● Work instructions:
Show each line from the listing that includes the word "年宣传思想工作总结".

● Material supplied:
'''
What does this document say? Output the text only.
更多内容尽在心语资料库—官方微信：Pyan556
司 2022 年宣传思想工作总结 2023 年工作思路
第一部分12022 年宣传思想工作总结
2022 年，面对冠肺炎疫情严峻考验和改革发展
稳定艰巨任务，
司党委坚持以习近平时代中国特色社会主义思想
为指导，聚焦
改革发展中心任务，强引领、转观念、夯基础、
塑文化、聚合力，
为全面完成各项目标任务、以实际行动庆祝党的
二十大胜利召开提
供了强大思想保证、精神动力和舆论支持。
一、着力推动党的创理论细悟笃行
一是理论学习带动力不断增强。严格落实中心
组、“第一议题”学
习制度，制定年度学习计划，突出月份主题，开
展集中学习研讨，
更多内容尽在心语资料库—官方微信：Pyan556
'''
● Problem solution:
司 2022 年宣传思想工作总结 2023 年工作思路
第一部分12022 年宣传思想工作总结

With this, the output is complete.